:: Problem to solve ::
Check every line below for the word "TetherUS" and give only the number of lines where it appears.

:: Records about charts and figures ::
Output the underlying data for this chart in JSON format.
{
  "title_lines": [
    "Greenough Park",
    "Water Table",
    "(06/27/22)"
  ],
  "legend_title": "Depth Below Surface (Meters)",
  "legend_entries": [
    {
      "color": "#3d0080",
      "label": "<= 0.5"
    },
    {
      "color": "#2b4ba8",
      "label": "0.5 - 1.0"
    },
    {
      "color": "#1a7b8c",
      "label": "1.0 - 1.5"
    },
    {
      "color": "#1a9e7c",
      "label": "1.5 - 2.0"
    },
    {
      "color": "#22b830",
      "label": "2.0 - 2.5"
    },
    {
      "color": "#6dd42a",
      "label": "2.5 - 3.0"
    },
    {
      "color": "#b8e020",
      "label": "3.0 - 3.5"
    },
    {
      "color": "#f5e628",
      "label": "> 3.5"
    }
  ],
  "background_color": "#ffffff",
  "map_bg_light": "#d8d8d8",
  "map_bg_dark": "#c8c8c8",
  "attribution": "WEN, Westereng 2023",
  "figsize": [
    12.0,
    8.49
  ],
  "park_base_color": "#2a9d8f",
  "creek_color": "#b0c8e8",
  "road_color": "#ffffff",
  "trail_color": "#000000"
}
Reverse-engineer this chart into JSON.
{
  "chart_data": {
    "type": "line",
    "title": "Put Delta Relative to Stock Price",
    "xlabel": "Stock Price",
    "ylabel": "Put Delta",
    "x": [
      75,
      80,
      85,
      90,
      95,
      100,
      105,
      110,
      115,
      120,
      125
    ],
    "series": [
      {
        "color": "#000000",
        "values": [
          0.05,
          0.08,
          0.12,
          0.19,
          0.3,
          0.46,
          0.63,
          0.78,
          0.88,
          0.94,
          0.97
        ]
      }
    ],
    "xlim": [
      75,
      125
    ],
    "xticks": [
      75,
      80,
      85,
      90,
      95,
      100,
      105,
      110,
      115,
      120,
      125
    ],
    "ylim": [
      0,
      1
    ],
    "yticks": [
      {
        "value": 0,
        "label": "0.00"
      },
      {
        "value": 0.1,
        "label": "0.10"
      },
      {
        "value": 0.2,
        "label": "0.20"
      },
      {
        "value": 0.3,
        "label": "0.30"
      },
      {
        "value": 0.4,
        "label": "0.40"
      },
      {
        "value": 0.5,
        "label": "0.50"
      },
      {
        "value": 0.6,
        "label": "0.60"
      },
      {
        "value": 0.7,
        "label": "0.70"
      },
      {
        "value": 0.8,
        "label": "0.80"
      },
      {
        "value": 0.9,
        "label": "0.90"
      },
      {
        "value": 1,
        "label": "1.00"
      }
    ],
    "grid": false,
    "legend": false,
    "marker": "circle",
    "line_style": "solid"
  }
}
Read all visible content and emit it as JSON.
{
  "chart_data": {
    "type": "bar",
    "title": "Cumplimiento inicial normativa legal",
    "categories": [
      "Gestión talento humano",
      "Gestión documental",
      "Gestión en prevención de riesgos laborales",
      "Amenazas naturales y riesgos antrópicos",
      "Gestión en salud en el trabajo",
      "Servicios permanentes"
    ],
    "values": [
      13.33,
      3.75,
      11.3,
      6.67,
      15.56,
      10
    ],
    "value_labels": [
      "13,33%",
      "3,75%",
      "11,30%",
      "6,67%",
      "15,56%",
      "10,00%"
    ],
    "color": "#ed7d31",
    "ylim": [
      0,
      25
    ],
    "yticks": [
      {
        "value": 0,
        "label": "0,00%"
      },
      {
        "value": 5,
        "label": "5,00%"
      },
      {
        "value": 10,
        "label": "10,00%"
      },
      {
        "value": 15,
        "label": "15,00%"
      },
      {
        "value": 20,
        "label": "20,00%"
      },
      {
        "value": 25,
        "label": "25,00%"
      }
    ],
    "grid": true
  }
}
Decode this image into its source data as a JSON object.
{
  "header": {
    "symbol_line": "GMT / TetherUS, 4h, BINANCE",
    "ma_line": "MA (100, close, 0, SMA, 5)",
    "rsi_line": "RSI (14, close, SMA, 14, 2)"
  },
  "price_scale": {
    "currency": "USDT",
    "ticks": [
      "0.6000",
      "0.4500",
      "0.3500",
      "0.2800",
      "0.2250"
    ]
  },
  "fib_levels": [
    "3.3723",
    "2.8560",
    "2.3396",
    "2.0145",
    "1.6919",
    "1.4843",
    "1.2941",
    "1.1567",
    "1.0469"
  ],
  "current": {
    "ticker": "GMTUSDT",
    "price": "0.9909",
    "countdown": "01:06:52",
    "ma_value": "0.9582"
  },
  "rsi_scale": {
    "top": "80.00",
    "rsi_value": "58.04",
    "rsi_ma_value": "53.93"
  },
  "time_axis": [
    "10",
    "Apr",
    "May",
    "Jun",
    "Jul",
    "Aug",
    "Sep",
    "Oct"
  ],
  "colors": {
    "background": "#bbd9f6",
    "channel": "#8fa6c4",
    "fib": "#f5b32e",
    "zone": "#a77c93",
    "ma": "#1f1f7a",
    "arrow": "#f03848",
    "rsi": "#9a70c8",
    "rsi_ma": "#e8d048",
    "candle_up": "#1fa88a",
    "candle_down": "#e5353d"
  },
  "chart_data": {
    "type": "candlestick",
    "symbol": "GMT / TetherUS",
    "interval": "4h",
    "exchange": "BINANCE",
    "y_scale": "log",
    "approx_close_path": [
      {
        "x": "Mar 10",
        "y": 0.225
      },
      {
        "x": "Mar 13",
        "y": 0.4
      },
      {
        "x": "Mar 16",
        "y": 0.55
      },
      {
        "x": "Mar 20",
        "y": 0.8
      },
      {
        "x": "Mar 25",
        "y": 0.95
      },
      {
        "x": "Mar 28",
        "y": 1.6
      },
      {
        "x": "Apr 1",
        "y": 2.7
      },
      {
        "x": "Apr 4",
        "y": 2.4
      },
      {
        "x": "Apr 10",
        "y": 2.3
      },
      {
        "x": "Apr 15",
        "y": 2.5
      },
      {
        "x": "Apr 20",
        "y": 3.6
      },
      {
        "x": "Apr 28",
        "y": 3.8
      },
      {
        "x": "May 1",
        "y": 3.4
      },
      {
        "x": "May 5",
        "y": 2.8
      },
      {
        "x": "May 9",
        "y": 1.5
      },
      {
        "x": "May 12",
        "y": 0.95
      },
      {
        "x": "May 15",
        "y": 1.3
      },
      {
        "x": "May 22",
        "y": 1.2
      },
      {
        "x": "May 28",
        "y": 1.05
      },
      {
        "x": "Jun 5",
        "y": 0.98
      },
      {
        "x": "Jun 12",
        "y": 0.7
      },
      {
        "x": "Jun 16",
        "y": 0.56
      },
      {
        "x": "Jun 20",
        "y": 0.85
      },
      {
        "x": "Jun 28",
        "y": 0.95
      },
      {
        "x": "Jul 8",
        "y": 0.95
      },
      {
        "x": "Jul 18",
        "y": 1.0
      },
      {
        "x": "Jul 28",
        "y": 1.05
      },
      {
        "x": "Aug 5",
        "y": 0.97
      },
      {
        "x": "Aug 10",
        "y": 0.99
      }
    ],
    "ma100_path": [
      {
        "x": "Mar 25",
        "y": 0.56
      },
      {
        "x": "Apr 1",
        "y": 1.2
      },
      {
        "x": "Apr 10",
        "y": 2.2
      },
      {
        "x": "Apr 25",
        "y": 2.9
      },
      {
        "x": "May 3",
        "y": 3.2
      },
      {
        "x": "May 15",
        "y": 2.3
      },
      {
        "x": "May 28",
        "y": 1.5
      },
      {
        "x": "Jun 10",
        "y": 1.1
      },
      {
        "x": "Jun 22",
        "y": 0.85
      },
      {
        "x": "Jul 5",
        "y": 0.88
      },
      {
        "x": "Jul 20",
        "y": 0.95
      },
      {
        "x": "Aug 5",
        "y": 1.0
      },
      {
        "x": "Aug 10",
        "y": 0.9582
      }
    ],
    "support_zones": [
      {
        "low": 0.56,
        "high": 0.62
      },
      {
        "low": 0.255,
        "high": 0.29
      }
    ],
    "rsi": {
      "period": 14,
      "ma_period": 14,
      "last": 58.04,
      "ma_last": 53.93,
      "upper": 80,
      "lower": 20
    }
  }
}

:: Exercise response ::
2